- Work instructions -
Only the number is wanted: how many lines of these entries contain the word "button"?

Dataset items
^^^^^^^^^^^^^^^^
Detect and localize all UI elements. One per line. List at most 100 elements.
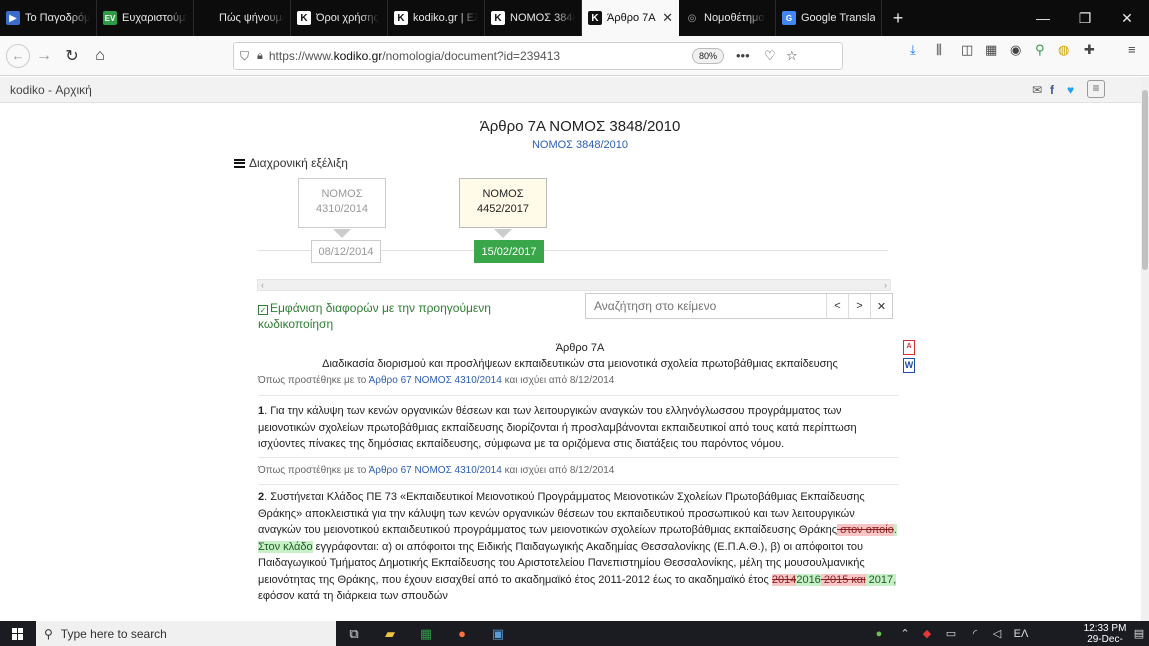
clock[interactable]: 12:33 PM29-Dec-19 bbox=[1083, 623, 1127, 646]
scroll-right-icon[interactable]: › bbox=[884, 280, 887, 290]
new-tab-button[interactable]: + bbox=[882, 0, 914, 36]
shield-icon: ⛉ bbox=[240, 48, 250, 63]
twitter-icon[interactable]: ♥ bbox=[1067, 83, 1074, 97]
law-link[interactable]: ΝΟΜΟΣ 3848/2010 bbox=[330, 139, 830, 151]
windows-icon bbox=[12, 627, 24, 640]
task-view-icon[interactable]: ⧉ bbox=[336, 621, 372, 646]
tray-app-icon[interactable]: ● bbox=[868, 621, 890, 646]
file-explorer-icon[interactable]: ▰ bbox=[372, 621, 408, 646]
scroll-left-icon[interactable]: ‹ bbox=[261, 280, 264, 290]
amendment-link[interactable]: Άρθρο 67 ΝΟΜΟΣ 4310/2014 bbox=[369, 375, 502, 386]
tab-5[interactable]: KΝΟΜΟΣ 3848/20 bbox=[485, 0, 582, 36]
globe-icon: ◎ bbox=[687, 12, 697, 24]
tab-6-active[interactable]: KΆρθρο 7Α Ν✕ bbox=[582, 0, 679, 36]
tab-strip: ▶Το Παγοδρόμιο EVΕυχαριστούμε Πώς ψήνουμ… bbox=[0, 0, 1149, 36]
home-button[interactable]: ⌂ bbox=[86, 42, 114, 70]
close-icon[interactable]: ✕ bbox=[658, 10, 673, 26]
extension-puzzle-icon[interactable]: ✚ bbox=[1084, 42, 1095, 58]
kodiko-favicon-icon: K bbox=[394, 11, 408, 25]
facebook-icon[interactable]: f bbox=[1050, 83, 1054, 97]
paragraph-1: 1. Για την κάλυψη των κενών οργανικών θέ… bbox=[258, 403, 898, 453]
start-button[interactable] bbox=[0, 621, 36, 646]
word-icon[interactable]: W bbox=[903, 358, 915, 373]
minimize-button[interactable]: — bbox=[1022, 0, 1064, 36]
url-domain: kodiko.gr bbox=[333, 49, 383, 63]
timeline-scrollbar[interactable]: ‹ › bbox=[257, 279, 891, 291]
language-indicator[interactable]: ΕΛ bbox=[1010, 621, 1032, 646]
reload-button[interactable]: ↻ bbox=[58, 42, 86, 70]
battery-icon[interactable]: ▭ bbox=[942, 621, 960, 646]
home-link[interactable]: kodiko - Αρχική bbox=[10, 83, 92, 97]
forward-button[interactable]: → bbox=[30, 42, 58, 70]
library-icon[interactable]: ⫼ bbox=[936, 42, 942, 58]
download-icon[interactable]: ⤓ bbox=[910, 42, 916, 58]
tray-expand-icon[interactable]: ⌃ bbox=[896, 621, 914, 646]
taskbar-search[interactable]: ⚲ Type here to search bbox=[36, 621, 336, 646]
tab-7[interactable]: ◎ Νομοθέτημα bbox=[679, 0, 776, 36]
tab-2[interactable]: Πώς ψήνουμε bbox=[194, 0, 291, 36]
checkbox-checked-icon[interactable]: ✓ bbox=[258, 305, 268, 315]
restore-button[interactable]: ❐ bbox=[1064, 0, 1106, 36]
amendment-link[interactable]: Άρθρο 67 ΝΟΜΟΣ 4310/2014 bbox=[369, 465, 502, 476]
timeline-toggle[interactable]: Διαχρονική εξέλιξη bbox=[234, 156, 348, 170]
version-card-current[interactable]: ΝΟΜΟΣ 4452/2017 bbox=[459, 178, 547, 238]
page-title: Άρθρο 7Α ΝΟΜΟΣ 3848/2010 bbox=[479, 118, 681, 135]
version-date-current[interactable]: 15/02/2017 bbox=[474, 240, 544, 263]
deleted-text: 2014 bbox=[771, 573, 797, 586]
app-icon[interactable]: ▣ bbox=[480, 621, 516, 646]
scrollbar-thumb[interactable] bbox=[1142, 90, 1148, 270]
paragraph-text: . Συστήνεται Κλάδος ΠΕ 73 «Εκπαιδευτικοί… bbox=[258, 491, 865, 536]
extension-grid-icon[interactable]: ▦ bbox=[985, 42, 997, 58]
notifications-icon[interactable]: ▤ bbox=[1131, 621, 1147, 646]
account-icon[interactable]: ◉ bbox=[1010, 42, 1021, 58]
article-number: Άρθρο 7Α bbox=[555, 342, 605, 354]
version-date-old[interactable]: 08/12/2014 bbox=[311, 240, 381, 263]
site-favicon-icon: ▶ bbox=[6, 11, 20, 25]
clock-date: 29-Dec-19 bbox=[1087, 634, 1123, 646]
email-icon[interactable]: ✉ bbox=[1032, 83, 1042, 97]
search-input[interactable] bbox=[586, 294, 826, 318]
back-button[interactable]: ← bbox=[6, 43, 30, 68]
bookmark-star-icon[interactable]: ☆ bbox=[786, 48, 798, 64]
show-diff-label: Εμφάνιση διαφορών με την προηγούμενη κωδ… bbox=[258, 301, 491, 331]
wifi-icon[interactable]: ◜ bbox=[966, 621, 984, 646]
screen: ▶Το Παγοδρόμιο EVΕυχαριστούμε Πώς ψήνουμ… bbox=[0, 0, 1149, 646]
chrome-extension-icon[interactable]: ◍ bbox=[1058, 42, 1069, 58]
search-clear-button[interactable]: ✕ bbox=[870, 294, 892, 318]
page-actions-icon[interactable]: ••• bbox=[736, 48, 750, 63]
translate-icon: G bbox=[782, 11, 796, 25]
divider bbox=[258, 395, 898, 396]
tab-3[interactable]: K Όροι χρήσης bbox=[291, 0, 388, 36]
tray-antivirus-icon[interactable]: ◆ bbox=[918, 621, 936, 646]
search-icon: ⚲ bbox=[44, 626, 53, 641]
paragraph-text: . Για την κάλυψη των κενών οργανικών θέσ… bbox=[258, 405, 857, 450]
divider bbox=[258, 484, 898, 485]
close-window-button[interactable]: ✕ bbox=[1106, 0, 1148, 36]
version-card-old[interactable]: ΝΟΜΟΣ 4310/2014 bbox=[298, 178, 386, 238]
firefox-icon[interactable]: ● bbox=[444, 621, 480, 646]
menu-icon[interactable]: ≡ bbox=[1128, 42, 1136, 57]
amendment-note: Όπως προστέθηκε με το Άρθρο 67 ΝΟΜΟΣ 431… bbox=[258, 465, 614, 476]
tab-4[interactable]: Kkodiko.gr | Ελλη bbox=[388, 0, 485, 36]
tab-0[interactable]: ▶Το Παγοδρόμιο bbox=[0, 0, 97, 36]
search-extension-icon[interactable]: ⚲ bbox=[1035, 42, 1045, 58]
url-path: /nomologia/document?id=239413 bbox=[382, 49, 561, 63]
search-next-button[interactable]: > bbox=[848, 294, 870, 318]
kodiko-favicon-icon: K bbox=[297, 11, 311, 25]
zoom-level-badge[interactable]: 80% bbox=[692, 48, 724, 64]
search-prev-button[interactable]: < bbox=[826, 294, 848, 318]
volume-icon[interactable]: ◁ bbox=[988, 621, 1006, 646]
excel-icon[interactable]: ▦ bbox=[408, 621, 444, 646]
pocket-icon[interactable]: ♡ bbox=[764, 48, 776, 64]
lock-icon: 🔒︎ bbox=[257, 49, 263, 62]
sidebar-icon[interactable]: ◫ bbox=[961, 42, 973, 58]
menu-toggle-icon[interactable]: ≡ bbox=[1087, 80, 1105, 98]
page-favicon-icon bbox=[200, 11, 214, 25]
tab-1[interactable]: EV Ευχαριστούμε bbox=[97, 0, 194, 36]
navigation-bar: ← → ↻ ⌂ ⛉ 🔒︎ https://www. kodiko.gr/nomol… bbox=[0, 36, 1149, 76]
tab-8[interactable]: GGoogle Translate bbox=[776, 0, 882, 36]
pdf-icon[interactable]: A bbox=[903, 340, 915, 355]
url-bar[interactable]: ⛉ 🔒︎ https://www. kodiko.gr/nomologia/doc… bbox=[233, 42, 843, 70]
show-diff-checkbox[interactable]: ✓ Εμφάνιση διαφορών με την προηγούμενη κω… bbox=[258, 300, 558, 332]
kodiko-favicon-icon: K bbox=[588, 11, 602, 25]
^^^^^^^^^^^^^^^^
- Solution for this task -
12